- WRITTEN REQUEST
Return each line that holds the word "cdot".

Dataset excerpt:
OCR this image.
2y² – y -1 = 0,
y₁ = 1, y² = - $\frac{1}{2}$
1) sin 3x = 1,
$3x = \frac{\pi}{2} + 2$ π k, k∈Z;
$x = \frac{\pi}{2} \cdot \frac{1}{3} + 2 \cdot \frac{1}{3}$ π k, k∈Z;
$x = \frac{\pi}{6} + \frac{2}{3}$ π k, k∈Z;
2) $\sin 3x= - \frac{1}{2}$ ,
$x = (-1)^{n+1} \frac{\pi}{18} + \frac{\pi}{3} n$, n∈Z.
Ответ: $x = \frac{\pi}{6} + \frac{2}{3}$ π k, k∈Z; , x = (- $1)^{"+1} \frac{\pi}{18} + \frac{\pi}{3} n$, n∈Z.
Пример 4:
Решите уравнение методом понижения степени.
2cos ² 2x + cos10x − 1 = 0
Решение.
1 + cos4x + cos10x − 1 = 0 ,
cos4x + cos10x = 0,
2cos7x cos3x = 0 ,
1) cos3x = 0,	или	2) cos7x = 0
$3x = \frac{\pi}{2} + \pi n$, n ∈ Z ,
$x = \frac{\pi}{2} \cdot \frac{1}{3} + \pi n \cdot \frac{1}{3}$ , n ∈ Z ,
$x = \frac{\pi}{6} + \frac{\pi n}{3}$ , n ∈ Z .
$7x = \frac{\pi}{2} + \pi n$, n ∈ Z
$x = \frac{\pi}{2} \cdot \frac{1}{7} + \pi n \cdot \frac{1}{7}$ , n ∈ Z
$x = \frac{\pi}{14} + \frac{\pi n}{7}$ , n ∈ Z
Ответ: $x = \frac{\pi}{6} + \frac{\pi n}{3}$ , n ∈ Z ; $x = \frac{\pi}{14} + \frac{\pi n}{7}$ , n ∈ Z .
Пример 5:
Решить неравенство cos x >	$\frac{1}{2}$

- THE ANSWER
$x = \frac{\pi}{2} \cdot \frac{1}{3} + 2 \cdot \frac{1}{3}$ π k, k∈Z;
$x = \frac{\pi}{2} \cdot \frac{1}{3} + \pi n \cdot \frac{1}{3}$ , n ∈ Z ,
$x = \frac{\pi}{2} \cdot \frac{1}{7} + \pi n \cdot \frac{1}{7}$ , n ∈ Z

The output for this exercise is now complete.